→ **Given instruction**: In the records below, tally every line containing "content". Report only the total.

→ **Input**:
-------------------------

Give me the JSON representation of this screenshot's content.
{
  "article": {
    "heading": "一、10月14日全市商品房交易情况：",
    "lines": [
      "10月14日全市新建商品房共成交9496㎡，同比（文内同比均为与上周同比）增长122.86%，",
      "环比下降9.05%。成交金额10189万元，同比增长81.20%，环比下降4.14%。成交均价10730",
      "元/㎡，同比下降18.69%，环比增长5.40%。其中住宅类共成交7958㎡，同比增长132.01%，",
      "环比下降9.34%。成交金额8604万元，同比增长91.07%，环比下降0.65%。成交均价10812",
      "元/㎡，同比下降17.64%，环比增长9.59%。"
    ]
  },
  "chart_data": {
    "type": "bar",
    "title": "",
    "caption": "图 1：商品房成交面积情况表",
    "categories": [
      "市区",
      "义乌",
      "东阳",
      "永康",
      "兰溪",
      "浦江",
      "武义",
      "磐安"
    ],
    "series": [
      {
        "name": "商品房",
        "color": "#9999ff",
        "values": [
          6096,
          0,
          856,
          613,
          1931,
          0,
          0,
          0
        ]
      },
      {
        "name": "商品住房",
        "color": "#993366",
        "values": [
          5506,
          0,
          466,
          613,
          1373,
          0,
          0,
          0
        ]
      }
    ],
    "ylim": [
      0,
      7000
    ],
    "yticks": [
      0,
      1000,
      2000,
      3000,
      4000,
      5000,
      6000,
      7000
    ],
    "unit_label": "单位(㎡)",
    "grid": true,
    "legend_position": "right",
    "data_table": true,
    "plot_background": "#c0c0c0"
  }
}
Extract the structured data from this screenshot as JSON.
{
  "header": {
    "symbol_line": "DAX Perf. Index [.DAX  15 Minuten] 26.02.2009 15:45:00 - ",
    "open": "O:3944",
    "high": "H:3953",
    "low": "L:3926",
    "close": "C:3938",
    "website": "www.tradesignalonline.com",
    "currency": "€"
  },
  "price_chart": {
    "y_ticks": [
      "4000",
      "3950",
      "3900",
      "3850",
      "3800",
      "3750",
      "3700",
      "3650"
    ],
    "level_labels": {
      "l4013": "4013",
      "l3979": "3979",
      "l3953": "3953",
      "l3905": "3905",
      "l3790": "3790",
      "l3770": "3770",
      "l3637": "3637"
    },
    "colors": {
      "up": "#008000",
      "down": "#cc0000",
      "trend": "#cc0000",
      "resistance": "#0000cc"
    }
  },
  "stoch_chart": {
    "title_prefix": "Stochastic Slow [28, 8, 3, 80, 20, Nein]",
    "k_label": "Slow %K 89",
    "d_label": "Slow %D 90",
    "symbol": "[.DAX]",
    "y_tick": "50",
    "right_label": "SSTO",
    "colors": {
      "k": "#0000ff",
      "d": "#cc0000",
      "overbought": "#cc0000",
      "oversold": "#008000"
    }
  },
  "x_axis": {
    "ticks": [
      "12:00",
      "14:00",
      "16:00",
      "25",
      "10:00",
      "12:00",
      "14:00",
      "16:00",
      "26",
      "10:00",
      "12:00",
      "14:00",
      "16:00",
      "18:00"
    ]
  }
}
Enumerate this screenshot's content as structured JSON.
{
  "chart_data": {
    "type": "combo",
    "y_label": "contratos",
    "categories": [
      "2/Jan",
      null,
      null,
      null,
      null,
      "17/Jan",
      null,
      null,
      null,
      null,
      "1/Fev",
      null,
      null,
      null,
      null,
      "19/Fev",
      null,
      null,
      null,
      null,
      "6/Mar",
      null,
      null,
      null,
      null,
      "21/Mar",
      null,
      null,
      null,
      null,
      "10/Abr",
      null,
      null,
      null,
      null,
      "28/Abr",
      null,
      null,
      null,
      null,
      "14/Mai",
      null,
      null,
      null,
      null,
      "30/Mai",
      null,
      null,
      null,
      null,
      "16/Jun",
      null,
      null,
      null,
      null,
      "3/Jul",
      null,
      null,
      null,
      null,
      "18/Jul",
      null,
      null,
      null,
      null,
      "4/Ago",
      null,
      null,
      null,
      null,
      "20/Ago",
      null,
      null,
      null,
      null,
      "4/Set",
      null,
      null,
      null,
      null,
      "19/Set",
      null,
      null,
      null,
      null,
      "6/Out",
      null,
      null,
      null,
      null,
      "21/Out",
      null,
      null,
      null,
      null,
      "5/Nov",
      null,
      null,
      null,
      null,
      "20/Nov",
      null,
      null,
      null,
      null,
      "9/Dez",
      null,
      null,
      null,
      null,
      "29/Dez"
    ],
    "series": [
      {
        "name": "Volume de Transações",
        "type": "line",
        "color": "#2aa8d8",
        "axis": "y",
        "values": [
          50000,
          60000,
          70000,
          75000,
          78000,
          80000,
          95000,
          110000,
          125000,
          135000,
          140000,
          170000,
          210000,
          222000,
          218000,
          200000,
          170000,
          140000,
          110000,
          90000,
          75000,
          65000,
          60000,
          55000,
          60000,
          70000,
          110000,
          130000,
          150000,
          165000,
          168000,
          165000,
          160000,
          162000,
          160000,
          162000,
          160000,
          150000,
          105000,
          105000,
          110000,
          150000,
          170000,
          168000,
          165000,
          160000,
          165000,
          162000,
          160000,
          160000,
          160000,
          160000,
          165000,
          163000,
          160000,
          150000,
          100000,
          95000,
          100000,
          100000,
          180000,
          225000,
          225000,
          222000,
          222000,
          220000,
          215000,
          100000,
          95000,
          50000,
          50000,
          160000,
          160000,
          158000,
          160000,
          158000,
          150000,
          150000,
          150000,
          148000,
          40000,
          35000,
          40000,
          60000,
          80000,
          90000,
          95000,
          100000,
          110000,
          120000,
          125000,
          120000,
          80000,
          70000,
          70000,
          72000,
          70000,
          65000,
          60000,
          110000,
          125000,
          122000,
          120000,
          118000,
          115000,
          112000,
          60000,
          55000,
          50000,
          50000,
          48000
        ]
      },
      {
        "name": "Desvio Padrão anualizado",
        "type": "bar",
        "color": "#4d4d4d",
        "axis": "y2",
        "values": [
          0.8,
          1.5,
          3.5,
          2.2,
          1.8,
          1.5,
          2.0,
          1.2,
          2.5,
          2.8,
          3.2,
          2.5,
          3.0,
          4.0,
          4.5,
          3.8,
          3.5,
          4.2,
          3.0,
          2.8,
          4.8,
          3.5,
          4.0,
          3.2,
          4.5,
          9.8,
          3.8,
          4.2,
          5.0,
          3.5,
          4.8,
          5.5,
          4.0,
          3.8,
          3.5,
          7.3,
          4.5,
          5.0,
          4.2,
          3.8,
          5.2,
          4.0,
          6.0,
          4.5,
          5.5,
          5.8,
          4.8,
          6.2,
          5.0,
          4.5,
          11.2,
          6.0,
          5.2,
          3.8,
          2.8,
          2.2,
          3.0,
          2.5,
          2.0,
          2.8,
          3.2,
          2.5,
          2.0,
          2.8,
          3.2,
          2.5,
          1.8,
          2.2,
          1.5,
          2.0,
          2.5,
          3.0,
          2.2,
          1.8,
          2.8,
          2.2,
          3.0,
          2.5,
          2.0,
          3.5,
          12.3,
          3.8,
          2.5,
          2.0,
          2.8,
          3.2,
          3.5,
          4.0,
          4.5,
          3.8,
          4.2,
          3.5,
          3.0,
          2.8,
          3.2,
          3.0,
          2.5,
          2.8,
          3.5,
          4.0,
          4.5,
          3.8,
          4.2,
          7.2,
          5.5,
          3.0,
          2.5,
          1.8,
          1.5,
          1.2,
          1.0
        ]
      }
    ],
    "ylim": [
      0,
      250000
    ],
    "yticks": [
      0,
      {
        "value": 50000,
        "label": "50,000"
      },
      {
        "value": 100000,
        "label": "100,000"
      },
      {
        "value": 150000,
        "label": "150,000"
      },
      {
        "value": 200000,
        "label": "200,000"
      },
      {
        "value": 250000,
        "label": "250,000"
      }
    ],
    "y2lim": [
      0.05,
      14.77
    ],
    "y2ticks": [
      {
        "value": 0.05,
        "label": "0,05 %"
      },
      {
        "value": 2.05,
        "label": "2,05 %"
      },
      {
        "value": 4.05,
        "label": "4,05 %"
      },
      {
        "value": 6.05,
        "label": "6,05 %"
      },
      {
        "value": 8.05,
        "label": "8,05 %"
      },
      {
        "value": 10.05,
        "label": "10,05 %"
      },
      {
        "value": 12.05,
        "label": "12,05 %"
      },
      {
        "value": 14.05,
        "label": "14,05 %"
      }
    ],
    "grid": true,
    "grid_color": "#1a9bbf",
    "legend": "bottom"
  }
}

-------------------------

→ **Expected answer**: 2